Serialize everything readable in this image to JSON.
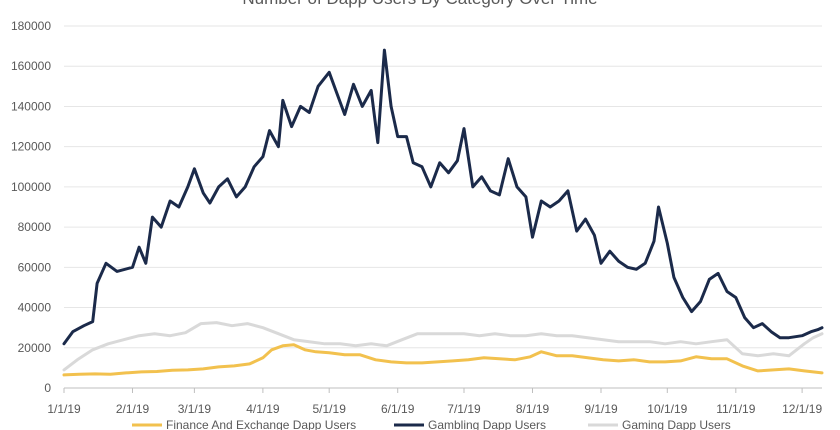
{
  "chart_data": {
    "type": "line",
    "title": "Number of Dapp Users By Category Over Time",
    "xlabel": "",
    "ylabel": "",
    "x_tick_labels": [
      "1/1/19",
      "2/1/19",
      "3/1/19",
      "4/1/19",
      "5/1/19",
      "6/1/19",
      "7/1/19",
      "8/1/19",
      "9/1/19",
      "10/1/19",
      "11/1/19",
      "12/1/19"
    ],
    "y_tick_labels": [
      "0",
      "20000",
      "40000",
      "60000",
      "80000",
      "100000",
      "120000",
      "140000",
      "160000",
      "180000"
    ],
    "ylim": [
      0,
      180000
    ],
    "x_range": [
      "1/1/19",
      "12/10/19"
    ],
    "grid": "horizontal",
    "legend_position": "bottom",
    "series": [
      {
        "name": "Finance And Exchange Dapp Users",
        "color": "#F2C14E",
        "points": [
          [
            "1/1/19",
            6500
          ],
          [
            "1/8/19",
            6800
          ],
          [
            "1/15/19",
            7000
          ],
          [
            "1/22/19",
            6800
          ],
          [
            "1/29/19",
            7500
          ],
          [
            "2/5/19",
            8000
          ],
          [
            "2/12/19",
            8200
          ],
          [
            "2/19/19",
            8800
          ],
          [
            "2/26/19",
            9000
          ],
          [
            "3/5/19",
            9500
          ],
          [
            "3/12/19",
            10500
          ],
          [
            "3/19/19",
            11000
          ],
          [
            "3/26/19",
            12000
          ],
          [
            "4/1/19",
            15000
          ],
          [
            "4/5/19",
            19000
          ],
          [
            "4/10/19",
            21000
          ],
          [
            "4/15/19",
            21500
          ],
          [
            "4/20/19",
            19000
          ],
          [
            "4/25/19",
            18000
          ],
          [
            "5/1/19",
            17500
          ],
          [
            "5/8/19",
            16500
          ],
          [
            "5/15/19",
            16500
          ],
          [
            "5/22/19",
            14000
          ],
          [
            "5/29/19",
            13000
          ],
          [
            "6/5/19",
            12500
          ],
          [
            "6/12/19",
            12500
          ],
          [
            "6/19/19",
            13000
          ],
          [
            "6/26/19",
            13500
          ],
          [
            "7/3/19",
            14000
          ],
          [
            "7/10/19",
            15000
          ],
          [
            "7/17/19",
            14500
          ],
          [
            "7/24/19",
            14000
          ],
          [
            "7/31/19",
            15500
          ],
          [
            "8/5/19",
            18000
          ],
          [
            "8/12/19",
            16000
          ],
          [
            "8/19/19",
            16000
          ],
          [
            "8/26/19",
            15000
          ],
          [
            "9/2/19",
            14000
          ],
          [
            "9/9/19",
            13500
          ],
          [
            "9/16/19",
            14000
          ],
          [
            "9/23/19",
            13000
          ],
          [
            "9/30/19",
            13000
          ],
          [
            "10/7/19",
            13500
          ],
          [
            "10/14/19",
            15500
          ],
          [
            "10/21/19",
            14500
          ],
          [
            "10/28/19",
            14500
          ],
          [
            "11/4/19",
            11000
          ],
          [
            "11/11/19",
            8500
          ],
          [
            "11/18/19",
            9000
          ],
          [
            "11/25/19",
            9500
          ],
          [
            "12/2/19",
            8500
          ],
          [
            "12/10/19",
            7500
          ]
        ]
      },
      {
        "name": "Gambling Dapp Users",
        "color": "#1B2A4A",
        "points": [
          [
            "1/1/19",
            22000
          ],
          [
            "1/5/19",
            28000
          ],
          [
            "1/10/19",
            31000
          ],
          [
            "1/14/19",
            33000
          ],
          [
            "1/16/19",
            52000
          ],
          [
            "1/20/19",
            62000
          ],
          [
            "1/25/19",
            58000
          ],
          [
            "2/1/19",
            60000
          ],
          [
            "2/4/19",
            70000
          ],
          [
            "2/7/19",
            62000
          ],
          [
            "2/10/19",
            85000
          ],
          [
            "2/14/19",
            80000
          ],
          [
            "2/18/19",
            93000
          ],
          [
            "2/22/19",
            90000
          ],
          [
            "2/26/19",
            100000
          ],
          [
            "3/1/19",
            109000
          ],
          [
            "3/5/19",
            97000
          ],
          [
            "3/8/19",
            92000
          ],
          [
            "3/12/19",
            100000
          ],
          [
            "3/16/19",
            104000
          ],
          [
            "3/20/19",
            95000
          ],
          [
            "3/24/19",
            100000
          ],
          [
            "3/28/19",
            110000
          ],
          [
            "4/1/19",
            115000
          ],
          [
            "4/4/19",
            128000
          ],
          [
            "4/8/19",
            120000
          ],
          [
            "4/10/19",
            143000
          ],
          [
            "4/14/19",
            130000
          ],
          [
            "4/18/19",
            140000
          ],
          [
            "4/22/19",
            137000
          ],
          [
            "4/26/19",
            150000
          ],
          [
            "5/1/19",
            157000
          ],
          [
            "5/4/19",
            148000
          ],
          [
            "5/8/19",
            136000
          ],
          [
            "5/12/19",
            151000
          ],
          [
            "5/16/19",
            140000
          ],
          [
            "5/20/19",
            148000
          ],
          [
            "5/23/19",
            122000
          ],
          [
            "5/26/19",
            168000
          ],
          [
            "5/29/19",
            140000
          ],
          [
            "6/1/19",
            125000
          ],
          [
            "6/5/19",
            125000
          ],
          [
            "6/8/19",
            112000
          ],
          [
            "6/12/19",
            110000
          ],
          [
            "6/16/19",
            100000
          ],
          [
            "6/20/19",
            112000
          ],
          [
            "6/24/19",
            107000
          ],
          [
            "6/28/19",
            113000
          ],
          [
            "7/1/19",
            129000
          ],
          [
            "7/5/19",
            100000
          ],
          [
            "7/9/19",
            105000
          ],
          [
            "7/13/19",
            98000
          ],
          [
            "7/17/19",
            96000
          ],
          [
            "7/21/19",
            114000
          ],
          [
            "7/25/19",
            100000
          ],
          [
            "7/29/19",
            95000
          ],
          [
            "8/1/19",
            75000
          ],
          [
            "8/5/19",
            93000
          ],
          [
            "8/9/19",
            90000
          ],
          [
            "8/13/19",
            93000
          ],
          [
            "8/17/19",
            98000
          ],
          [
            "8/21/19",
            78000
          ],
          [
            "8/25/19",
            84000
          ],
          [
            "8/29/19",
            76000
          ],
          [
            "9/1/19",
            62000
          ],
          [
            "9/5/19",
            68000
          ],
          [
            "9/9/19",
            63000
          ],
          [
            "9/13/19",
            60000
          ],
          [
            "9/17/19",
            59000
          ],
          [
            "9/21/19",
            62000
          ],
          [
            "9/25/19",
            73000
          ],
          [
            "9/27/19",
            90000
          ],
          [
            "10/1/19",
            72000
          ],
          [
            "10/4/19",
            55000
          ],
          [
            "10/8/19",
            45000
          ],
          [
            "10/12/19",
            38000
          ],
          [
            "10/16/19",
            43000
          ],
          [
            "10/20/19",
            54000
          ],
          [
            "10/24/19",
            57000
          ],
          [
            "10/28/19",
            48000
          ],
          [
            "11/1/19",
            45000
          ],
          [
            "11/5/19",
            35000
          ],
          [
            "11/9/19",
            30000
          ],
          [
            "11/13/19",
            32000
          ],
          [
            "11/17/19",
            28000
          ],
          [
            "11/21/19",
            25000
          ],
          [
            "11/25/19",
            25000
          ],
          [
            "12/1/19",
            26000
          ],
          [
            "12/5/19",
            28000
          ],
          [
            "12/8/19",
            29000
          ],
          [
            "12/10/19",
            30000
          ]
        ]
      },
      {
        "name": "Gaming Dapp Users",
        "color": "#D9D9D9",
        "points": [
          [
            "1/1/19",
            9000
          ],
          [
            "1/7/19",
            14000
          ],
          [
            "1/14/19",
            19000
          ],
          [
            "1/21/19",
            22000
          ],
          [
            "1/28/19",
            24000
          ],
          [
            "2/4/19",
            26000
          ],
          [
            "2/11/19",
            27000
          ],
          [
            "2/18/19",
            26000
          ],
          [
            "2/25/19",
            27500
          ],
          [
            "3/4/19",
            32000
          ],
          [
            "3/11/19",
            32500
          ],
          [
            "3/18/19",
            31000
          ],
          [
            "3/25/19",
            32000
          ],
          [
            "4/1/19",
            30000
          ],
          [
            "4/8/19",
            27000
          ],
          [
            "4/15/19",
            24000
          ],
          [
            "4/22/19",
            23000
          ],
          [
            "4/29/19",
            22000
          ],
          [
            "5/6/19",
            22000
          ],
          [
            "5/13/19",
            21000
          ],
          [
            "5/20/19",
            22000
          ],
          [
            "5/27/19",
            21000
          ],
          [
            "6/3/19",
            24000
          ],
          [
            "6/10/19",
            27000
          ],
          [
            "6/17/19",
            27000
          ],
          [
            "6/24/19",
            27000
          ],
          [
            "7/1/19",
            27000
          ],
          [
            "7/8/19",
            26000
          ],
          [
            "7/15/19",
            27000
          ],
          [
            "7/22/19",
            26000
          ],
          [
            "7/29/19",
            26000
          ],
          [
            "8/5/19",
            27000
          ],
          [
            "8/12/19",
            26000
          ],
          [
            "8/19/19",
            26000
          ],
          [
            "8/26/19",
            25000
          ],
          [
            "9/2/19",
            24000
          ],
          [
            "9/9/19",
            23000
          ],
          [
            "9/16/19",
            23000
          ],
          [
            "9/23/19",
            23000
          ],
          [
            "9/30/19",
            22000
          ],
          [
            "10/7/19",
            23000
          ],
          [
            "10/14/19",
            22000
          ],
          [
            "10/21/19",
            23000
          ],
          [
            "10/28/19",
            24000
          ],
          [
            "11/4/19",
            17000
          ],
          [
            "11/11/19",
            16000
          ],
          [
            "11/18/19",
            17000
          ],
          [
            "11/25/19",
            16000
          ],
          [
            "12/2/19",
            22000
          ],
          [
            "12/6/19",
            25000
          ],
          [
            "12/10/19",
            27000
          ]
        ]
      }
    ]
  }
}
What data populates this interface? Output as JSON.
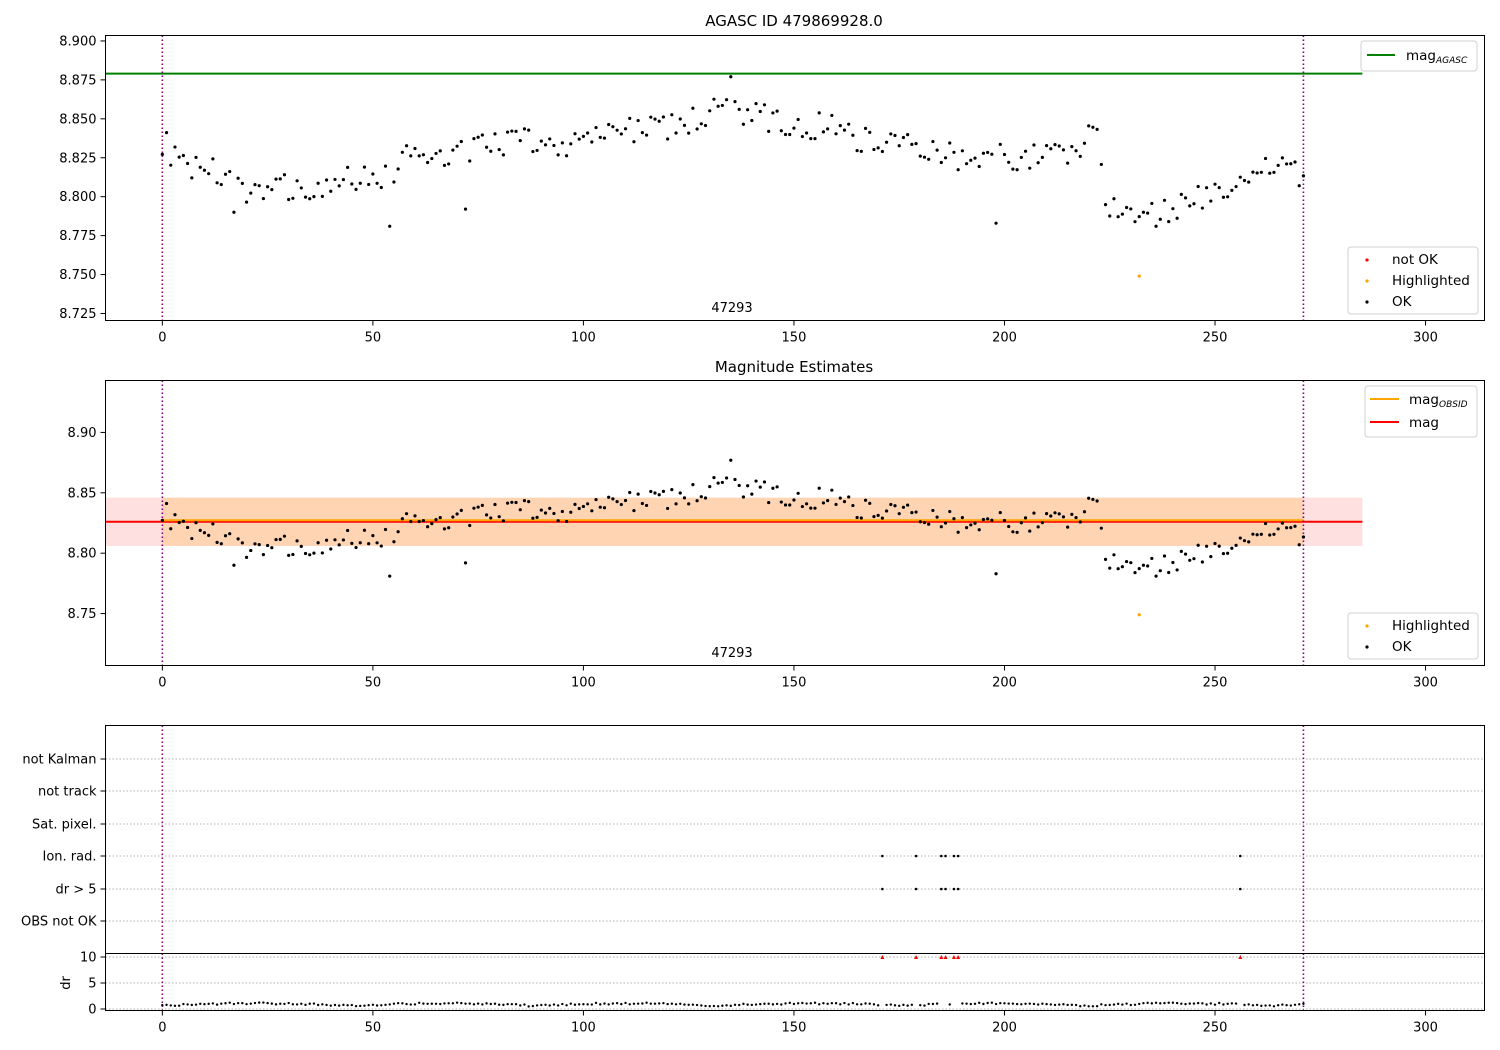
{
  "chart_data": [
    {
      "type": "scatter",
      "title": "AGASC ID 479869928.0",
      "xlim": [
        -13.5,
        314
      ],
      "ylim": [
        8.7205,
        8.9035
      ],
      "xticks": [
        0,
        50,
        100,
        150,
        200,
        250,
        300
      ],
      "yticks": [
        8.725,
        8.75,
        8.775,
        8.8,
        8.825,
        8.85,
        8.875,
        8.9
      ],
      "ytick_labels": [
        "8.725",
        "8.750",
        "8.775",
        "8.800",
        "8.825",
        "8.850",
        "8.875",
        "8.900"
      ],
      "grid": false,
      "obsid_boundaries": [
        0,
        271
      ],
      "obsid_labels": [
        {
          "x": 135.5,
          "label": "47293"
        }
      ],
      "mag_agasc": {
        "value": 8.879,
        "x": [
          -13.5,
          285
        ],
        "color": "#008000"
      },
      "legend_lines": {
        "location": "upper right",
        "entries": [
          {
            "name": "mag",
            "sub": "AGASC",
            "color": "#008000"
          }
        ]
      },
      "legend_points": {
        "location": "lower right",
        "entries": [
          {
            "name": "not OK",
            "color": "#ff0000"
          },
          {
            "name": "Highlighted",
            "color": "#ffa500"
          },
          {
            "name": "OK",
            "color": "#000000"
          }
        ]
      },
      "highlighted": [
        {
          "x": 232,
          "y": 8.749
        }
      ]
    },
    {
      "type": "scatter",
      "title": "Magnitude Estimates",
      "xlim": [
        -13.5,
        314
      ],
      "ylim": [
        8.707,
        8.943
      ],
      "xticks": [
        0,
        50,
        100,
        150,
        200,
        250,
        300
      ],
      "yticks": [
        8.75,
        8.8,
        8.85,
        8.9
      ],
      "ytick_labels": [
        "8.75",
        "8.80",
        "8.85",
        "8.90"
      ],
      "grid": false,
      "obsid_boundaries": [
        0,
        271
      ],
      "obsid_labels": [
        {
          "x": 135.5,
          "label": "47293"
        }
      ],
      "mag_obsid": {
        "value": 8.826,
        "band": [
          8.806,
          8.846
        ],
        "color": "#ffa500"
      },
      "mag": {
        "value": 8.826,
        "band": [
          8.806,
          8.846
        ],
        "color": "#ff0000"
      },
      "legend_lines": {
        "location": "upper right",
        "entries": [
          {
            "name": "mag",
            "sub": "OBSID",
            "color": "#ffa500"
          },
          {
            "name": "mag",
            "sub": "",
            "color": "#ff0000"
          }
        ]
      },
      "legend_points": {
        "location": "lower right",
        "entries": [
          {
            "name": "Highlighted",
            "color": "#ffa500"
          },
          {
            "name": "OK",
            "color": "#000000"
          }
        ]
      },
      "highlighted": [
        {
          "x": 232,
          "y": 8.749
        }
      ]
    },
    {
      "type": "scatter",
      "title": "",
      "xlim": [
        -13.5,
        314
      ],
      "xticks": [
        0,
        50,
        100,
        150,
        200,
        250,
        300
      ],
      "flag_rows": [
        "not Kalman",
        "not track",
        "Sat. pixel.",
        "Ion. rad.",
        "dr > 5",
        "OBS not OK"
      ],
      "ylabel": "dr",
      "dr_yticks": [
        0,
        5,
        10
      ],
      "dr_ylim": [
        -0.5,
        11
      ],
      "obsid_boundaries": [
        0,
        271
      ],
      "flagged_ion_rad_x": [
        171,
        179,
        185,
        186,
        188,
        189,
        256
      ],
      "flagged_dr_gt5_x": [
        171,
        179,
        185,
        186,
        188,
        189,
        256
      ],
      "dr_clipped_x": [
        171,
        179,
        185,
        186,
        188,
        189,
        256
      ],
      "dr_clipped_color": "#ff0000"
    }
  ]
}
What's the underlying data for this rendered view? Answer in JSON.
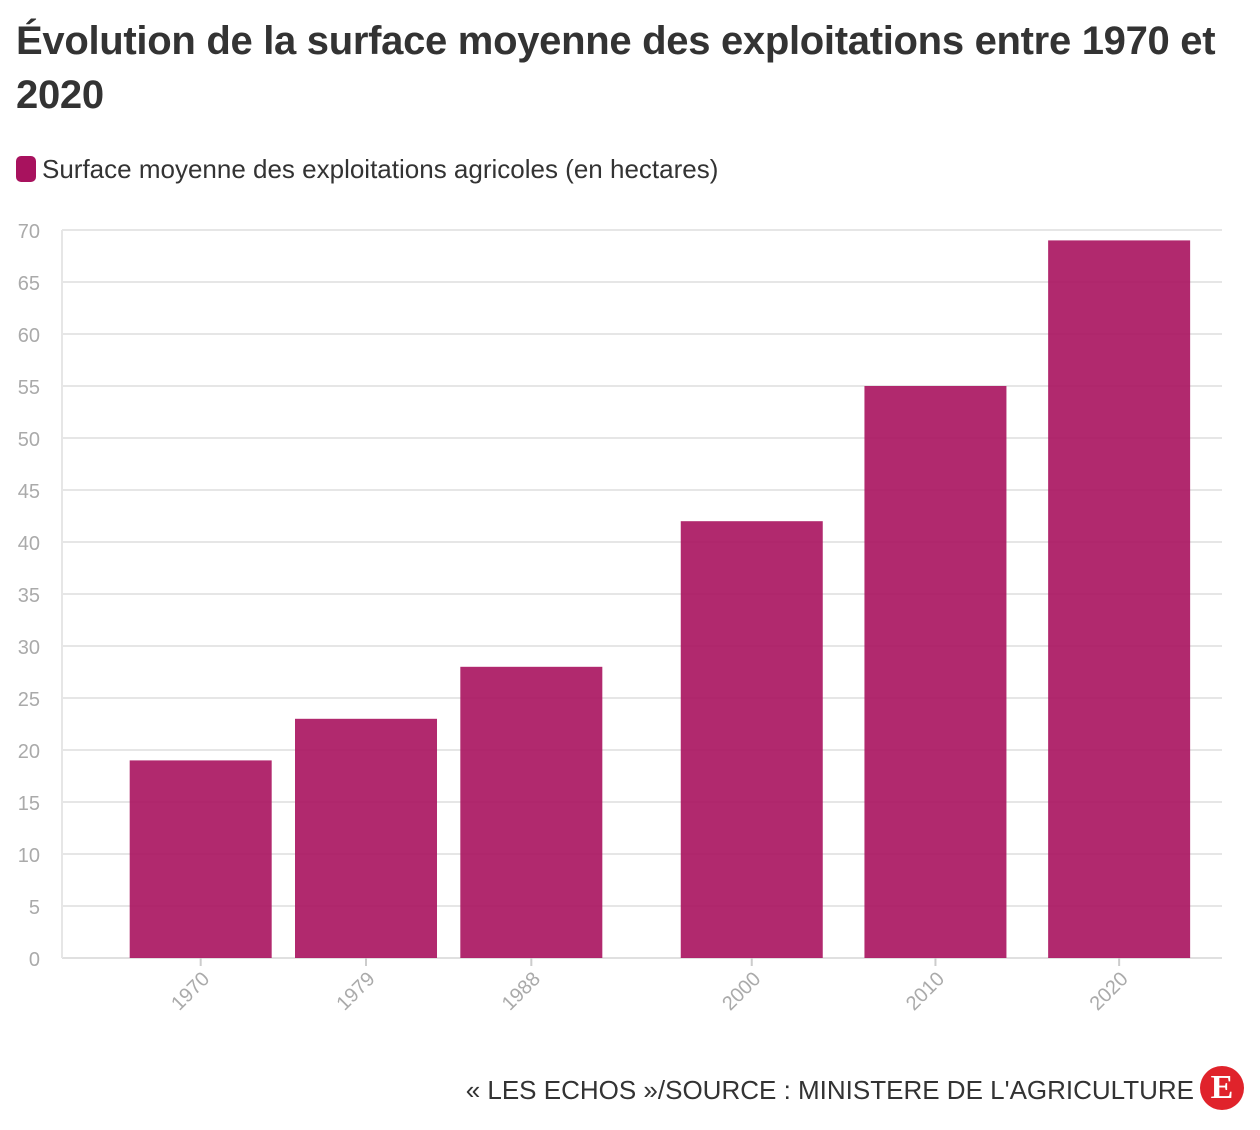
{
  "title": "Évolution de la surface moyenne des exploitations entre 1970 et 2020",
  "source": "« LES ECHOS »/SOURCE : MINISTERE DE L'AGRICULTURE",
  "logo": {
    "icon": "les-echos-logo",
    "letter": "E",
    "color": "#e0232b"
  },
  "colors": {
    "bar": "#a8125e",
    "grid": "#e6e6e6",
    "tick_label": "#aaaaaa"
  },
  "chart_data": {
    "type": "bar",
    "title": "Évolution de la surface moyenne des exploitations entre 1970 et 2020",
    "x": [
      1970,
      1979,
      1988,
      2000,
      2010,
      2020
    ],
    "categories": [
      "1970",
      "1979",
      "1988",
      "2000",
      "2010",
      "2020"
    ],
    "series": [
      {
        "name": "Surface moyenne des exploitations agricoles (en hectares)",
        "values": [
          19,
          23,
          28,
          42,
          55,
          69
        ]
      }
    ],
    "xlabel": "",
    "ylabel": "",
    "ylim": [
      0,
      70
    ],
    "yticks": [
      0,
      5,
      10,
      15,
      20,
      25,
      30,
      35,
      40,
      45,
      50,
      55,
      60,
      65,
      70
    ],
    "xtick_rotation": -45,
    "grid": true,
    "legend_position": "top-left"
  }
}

=====

- _Exercise aim_
Say how many lines in the records hold the string "grid", and say nothing else.

- _Reply_
5